### ENUNCIADO
Pode copiar, da crítica ao filme Lincoln que aparece abaixo, o trecho que vai de "Dirigido por Steven" até "S. Epatha Merkerson.", com essas palavras incluídas, sem mudar nada?

___ TEXTO ORIGINAL ___

Datas de Estreia: Nota:
Brasil Exterior Crítico Usuários
25/01/2013 01/01/1970 2 / 5 3 / 5
Distribuidora
Fox
Duração do filme
145 minuto(s)

Lincoln
Lincoln

Dirigido por Steven Spielberg. Com: Daniel Day-Lewis, Sally Field, Tommy Lee Jones, David Strathairn, Joseph Gordon-Levitt, James Spader, Hal Holbrook, John Hawkes, Jackie Earle Haley, Bruce McGill, Tim Blake Nelson, Jared Harris, Lee Pace, Michael Stuhlbarg, Lukas Haas, David Oyelowo, S. Epatha Merkerson.

Lincoln é uma cinebiografia que se apresenta como objetiva, realista e sóbria, mas que não hesita em usar uma sequência de sonho e em tratar o personagem-título não como um homem, mas como um Mito. Usando como ponto de partida a votação da 13ª. Emenda à Constituição norte-americana, que aboliria a escravatura, o filme de Spielberg enxerga o presidente com a reverência dedicada a alguém que se encontra na moeda de seu país em vez de tentar explorar quem era o homem que conquistou esta distinção. Não é, portanto, um retrato multidimensional de um indivíduo complexo, mas uma fábula. Um letreiro de “Era uma vez...” em seu início não ficaria deslocado.

___ DADOS DE ORIGEM ___

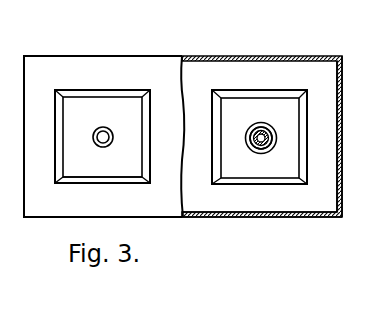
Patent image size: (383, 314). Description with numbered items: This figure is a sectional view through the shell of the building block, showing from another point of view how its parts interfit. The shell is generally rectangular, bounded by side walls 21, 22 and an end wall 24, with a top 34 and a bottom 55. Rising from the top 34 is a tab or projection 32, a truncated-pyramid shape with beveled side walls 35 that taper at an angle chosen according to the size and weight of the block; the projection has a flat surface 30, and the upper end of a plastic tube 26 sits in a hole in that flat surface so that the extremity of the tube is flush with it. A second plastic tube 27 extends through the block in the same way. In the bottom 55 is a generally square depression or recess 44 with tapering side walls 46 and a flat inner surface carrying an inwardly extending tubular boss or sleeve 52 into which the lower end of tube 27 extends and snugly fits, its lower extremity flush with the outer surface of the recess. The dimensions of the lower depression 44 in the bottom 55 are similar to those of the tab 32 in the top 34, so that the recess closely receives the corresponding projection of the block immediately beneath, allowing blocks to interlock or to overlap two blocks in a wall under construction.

___

### RESOLUÇÃO
Dirigido por Steven Spielberg. Com: Daniel Day-Lewis, Sally Field, Tommy Lee Jones, David Strathairn, Joseph Gordon-Levitt, James Spader, Hal Holbrook, John Hawkes, Jackie Earle Haley, Bruce McGill, Tim Blake Nelson, Jared Harris, Lee Pace, Michael Stuhlbarg, Lukas Haas, David Oyelowo, S. Epatha Merkerson.